* **What the exercise asks**
Copy all of the records below, replacing every instance of "colorbar-swatch" with "legend-swatch" and keeping everything else the same.

* **Input**
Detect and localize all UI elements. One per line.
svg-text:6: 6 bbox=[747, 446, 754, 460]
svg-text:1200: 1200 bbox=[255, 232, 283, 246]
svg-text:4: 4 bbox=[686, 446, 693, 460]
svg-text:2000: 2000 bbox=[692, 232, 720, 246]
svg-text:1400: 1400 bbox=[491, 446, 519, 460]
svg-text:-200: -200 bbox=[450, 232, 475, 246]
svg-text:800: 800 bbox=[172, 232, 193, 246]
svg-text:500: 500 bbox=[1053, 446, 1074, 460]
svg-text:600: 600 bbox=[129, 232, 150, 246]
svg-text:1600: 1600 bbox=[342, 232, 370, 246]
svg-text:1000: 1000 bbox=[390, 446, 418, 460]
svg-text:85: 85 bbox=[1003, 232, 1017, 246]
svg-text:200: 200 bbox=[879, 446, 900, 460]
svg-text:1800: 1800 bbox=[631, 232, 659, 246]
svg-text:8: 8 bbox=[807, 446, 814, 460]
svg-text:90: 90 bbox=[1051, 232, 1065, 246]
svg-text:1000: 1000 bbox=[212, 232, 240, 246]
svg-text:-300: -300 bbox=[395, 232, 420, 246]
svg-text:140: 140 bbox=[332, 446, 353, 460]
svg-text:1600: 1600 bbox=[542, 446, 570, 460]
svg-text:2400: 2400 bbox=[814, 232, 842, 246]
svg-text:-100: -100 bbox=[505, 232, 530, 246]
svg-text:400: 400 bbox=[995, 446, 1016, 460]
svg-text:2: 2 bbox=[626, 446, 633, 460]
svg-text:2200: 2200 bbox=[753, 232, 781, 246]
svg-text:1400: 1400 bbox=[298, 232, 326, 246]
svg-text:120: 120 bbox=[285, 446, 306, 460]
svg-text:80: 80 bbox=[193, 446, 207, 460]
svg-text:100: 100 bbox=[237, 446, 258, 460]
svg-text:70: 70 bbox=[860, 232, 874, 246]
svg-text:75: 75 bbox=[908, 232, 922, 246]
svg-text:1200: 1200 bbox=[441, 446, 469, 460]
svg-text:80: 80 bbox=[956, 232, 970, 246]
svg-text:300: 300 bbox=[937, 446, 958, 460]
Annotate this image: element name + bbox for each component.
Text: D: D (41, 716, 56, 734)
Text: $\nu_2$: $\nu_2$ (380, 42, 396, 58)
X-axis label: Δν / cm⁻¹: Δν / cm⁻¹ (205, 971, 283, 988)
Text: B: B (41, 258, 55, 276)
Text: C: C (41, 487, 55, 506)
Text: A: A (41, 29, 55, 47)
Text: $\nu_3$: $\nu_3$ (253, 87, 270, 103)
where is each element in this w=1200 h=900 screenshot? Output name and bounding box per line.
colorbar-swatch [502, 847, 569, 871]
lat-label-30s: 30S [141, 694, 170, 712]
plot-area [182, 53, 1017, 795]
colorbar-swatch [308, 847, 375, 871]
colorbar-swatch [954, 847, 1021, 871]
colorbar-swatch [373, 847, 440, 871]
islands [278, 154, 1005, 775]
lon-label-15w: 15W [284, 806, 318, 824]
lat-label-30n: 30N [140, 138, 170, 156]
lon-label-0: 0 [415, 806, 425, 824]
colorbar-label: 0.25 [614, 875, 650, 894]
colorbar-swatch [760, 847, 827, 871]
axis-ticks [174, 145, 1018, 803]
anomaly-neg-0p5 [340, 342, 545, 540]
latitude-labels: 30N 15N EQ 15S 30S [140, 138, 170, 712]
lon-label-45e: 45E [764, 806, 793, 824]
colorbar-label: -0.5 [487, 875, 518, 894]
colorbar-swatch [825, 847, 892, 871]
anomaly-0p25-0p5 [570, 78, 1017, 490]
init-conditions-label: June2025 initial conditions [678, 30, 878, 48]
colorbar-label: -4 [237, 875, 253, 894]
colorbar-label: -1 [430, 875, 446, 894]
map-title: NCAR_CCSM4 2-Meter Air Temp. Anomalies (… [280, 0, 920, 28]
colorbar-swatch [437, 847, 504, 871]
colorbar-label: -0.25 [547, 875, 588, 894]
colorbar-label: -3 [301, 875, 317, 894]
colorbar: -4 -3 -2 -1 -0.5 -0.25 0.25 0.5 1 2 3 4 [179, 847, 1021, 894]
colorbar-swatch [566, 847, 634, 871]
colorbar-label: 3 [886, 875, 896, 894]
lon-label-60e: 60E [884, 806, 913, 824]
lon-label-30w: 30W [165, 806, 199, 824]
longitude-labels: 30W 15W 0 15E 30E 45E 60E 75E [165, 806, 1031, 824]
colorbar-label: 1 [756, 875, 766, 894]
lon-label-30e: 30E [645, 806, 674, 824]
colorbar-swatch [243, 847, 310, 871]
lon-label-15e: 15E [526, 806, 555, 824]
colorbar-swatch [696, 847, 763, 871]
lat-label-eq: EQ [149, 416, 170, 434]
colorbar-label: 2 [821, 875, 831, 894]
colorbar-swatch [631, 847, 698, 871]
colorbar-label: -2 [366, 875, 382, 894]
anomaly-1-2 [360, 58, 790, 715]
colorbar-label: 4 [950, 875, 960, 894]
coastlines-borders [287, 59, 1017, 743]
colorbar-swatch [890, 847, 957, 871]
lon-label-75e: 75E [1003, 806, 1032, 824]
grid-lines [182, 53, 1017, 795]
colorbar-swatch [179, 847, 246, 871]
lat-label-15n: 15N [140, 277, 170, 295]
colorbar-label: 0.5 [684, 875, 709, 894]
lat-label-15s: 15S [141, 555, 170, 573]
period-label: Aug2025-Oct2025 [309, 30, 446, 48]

* **Answer to the problem**
Detect and localize all UI elements. One per line.
svg-text:6: 6 bbox=[747, 446, 754, 460]
svg-text:1200: 1200 bbox=[255, 232, 283, 246]
svg-text:4: 4 bbox=[686, 446, 693, 460]
svg-text:2000: 2000 bbox=[692, 232, 720, 246]
svg-text:1400: 1400 bbox=[491, 446, 519, 460]
svg-text:-200: -200 bbox=[450, 232, 475, 246]
svg-text:800: 800 bbox=[172, 232, 193, 246]
svg-text:500: 500 bbox=[1053, 446, 1074, 460]
svg-text:600: 600 bbox=[129, 232, 150, 246]
svg-text:1600: 1600 bbox=[342, 232, 370, 246]
svg-text:1000: 1000 bbox=[390, 446, 418, 460]
svg-text:85: 85 bbox=[1003, 232, 1017, 246]
svg-text:200: 200 bbox=[879, 446, 900, 460]
svg-text:1800: 1800 bbox=[631, 232, 659, 246]
svg-text:8: 8 bbox=[807, 446, 814, 460]
svg-text:90: 90 bbox=[1051, 232, 1065, 246]
svg-text:1000: 1000 bbox=[212, 232, 240, 246]
svg-text:-300: -300 bbox=[395, 232, 420, 246]
svg-text:140: 140 bbox=[332, 446, 353, 460]
svg-text:1600: 1600 bbox=[542, 446, 570, 460]
svg-text:2400: 2400 bbox=[814, 232, 842, 246]
svg-text:-100: -100 bbox=[505, 232, 530, 246]
svg-text:400: 400 bbox=[995, 446, 1016, 460]
svg-text:2: 2 bbox=[626, 446, 633, 460]
svg-text:2200: 2200 bbox=[753, 232, 781, 246]
svg-text:1400: 1400 bbox=[298, 232, 326, 246]
svg-text:120: 120 bbox=[285, 446, 306, 460]
svg-text:80: 80 bbox=[193, 446, 207, 460]
svg-text:100: 100 bbox=[237, 446, 258, 460]
svg-text:70: 70 bbox=[860, 232, 874, 246]
svg-text:75: 75 bbox=[908, 232, 922, 246]
svg-text:1200: 1200 bbox=[441, 446, 469, 460]
svg-text:80: 80 bbox=[956, 232, 970, 246]
svg-text:300: 300 bbox=[937, 446, 958, 460]
Annotate this image: element name + bbox for each component.
Text: D: D (41, 716, 56, 734)
Text: $\nu_2$: $\nu_2$ (380, 42, 396, 58)
X-axis label: Δν / cm⁻¹: Δν / cm⁻¹ (205, 971, 283, 988)
Text: B: B (41, 258, 55, 276)
Text: C: C (41, 487, 55, 506)
Text: A: A (41, 29, 55, 47)
Text: $\nu_3$: $\nu_3$ (253, 87, 270, 103)
where is each element in this w=1200 h=900 screenshot? Output name and bounding box per line.
legend-swatch [502, 847, 569, 871]
lat-label-30s: 30S [141, 694, 170, 712]
plot-area [182, 53, 1017, 795]
legend-swatch [308, 847, 375, 871]
legend-swatch [954, 847, 1021, 871]
legend-swatch [373, 847, 440, 871]
islands [278, 154, 1005, 775]
lon-label-15w: 15W [284, 806, 318, 824]
lat-label-30n: 30N [140, 138, 170, 156]
lon-label-0: 0 [415, 806, 425, 824]
colorbar-label: 0.25 [614, 875, 650, 894]
legend-swatch [760, 847, 827, 871]
axis-ticks [174, 145, 1018, 803]
anomaly-neg-0p5 [340, 342, 545, 540]
latitude-labels: 30N 15N EQ 15S 30S [140, 138, 170, 712]
lon-label-45e: 45E [764, 806, 793, 824]
colorbar-label: -0.5 [487, 875, 518, 894]
legend-swatch [825, 847, 892, 871]
anomaly-0p25-0p5 [570, 78, 1017, 490]
init-conditions-label: June2025 initial conditions [678, 30, 878, 48]
colorbar-label: -4 [237, 875, 253, 894]
colorbar-label: -1 [430, 875, 446, 894]
map-title: NCAR_CCSM4 2-Meter Air Temp. Anomalies (… [280, 0, 920, 28]
legend-swatch [437, 847, 504, 871]
colorbar-label: -0.25 [547, 875, 588, 894]
colorbar-label: -3 [301, 875, 317, 894]
colorbar: -4 -3 -2 -1 -0.5 -0.25 0.25 0.5 1 2 3 4 [179, 847, 1021, 894]
legend-swatch [566, 847, 634, 871]
colorbar-label: 3 [886, 875, 896, 894]
lon-label-60e: 60E [884, 806, 913, 824]
lon-label-30w: 30W [165, 806, 199, 824]
longitude-labels: 30W 15W 0 15E 30E 45E 60E 75E [165, 806, 1031, 824]
colorbar-label: 1 [756, 875, 766, 894]
lon-label-30e: 30E [645, 806, 674, 824]
legend-swatch [243, 847, 310, 871]
lon-label-15e: 15E [526, 806, 555, 824]
legend-swatch [696, 847, 763, 871]
lat-label-eq: EQ [149, 416, 170, 434]
colorbar-label: 2 [821, 875, 831, 894]
legend-swatch [631, 847, 698, 871]
colorbar-label: -2 [366, 875, 382, 894]
anomaly-1-2 [360, 58, 790, 715]
colorbar-label: 4 [950, 875, 960, 894]
coastlines-borders [287, 59, 1017, 743]
legend-swatch [890, 847, 957, 871]
lon-label-75e: 75E [1003, 806, 1032, 824]
grid-lines [182, 53, 1017, 795]
legend-swatch [179, 847, 246, 871]
lat-label-15n: 15N [140, 277, 170, 295]
colorbar-label: 0.5 [684, 875, 709, 894]
lat-label-15s: 15S [141, 555, 170, 573]
period-label: Aug2025-Oct2025 [309, 30, 446, 48]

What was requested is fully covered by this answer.